**Given records:**
----------
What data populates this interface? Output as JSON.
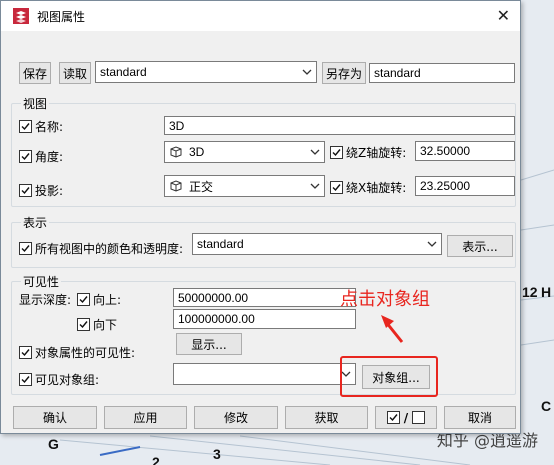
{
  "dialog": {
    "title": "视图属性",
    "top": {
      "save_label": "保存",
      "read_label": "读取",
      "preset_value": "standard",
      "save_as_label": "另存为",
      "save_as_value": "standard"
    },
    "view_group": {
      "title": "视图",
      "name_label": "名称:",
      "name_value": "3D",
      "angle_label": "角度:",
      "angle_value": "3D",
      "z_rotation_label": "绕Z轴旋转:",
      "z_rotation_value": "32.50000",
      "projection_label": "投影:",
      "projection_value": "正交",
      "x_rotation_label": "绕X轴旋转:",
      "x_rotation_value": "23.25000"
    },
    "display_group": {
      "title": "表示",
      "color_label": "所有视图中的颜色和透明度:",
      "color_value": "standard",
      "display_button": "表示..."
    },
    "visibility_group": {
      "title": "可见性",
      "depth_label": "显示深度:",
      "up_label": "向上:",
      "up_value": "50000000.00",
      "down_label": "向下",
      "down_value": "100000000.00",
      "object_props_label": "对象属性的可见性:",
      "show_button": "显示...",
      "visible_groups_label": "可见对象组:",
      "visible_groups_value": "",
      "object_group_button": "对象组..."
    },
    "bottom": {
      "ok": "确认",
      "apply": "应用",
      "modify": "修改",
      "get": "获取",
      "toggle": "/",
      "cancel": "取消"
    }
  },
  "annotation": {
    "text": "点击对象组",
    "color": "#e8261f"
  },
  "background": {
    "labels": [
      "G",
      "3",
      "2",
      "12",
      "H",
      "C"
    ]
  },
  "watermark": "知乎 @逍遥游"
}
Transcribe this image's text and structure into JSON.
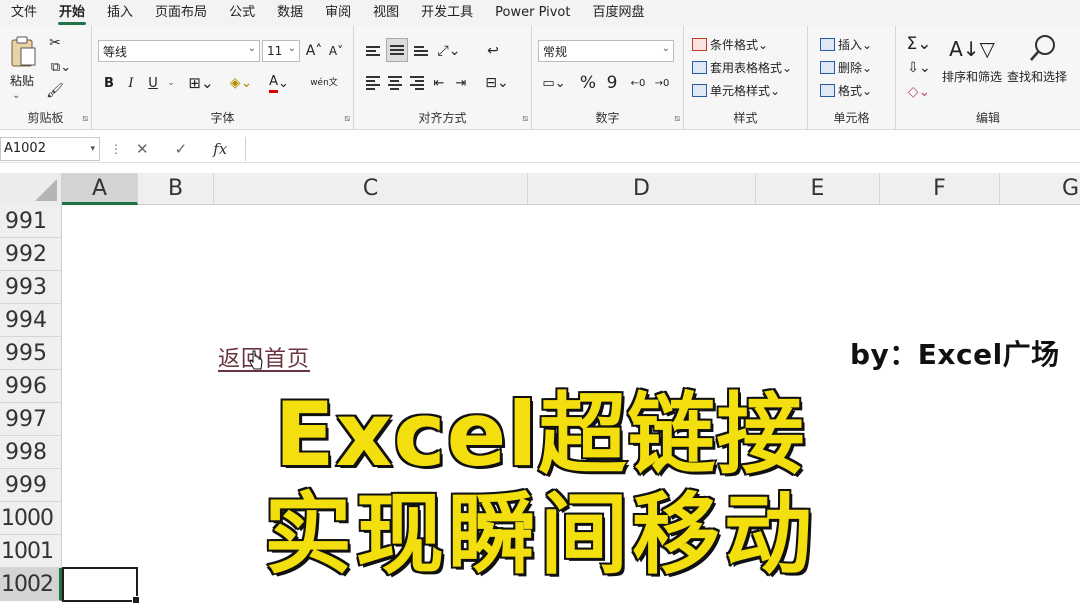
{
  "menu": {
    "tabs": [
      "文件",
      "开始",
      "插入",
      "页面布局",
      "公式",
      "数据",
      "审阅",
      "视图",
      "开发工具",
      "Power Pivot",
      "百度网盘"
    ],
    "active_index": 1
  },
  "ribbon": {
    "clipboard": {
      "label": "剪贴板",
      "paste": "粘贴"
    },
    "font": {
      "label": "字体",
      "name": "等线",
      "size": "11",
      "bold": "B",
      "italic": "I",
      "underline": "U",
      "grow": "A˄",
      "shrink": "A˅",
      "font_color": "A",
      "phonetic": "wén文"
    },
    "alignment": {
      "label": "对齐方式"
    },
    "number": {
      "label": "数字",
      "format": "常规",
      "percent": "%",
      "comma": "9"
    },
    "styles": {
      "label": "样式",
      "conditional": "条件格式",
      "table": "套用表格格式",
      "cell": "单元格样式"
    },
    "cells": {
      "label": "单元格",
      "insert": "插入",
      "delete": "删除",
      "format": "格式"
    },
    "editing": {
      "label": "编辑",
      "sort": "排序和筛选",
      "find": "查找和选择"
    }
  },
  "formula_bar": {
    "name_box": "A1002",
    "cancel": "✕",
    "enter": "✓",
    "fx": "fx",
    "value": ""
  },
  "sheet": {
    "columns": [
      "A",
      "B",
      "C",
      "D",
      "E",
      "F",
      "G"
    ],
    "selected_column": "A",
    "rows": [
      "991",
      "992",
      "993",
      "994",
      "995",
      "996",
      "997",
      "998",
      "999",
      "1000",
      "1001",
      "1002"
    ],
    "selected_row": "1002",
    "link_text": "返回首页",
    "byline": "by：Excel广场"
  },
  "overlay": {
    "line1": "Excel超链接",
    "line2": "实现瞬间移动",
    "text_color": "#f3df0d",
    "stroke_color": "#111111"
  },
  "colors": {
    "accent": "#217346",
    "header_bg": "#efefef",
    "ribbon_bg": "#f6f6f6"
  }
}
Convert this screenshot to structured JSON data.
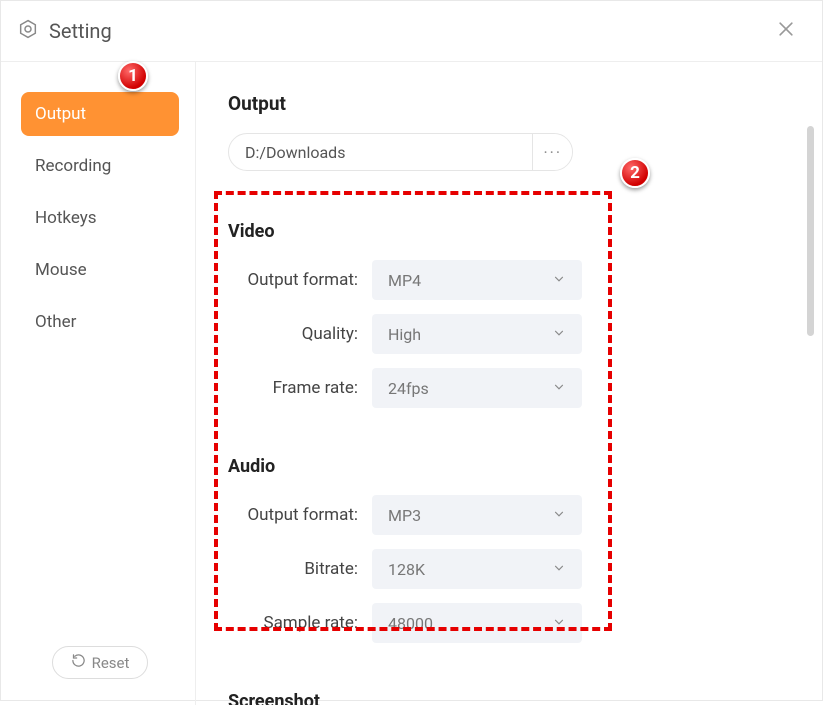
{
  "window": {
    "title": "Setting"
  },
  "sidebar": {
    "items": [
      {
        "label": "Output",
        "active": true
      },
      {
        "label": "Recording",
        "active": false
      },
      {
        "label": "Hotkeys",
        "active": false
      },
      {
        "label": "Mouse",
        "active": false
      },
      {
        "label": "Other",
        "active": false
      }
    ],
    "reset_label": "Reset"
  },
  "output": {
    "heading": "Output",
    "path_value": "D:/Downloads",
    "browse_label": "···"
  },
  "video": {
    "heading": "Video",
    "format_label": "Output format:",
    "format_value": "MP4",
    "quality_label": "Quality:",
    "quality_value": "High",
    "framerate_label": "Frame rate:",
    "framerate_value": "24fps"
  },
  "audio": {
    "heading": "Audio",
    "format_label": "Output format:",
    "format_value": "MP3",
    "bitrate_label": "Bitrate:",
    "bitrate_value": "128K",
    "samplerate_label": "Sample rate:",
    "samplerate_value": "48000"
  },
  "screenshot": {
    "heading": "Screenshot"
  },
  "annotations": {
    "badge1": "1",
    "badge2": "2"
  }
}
----------
**Written request:**
Scan the records for the string "this". Copy each line in which it appears.

**Final answer:**
What data populates this interface? Output as JSON.
Transcribe this image's text and structure into JSON.
Convert this screenshot to structured JSON data.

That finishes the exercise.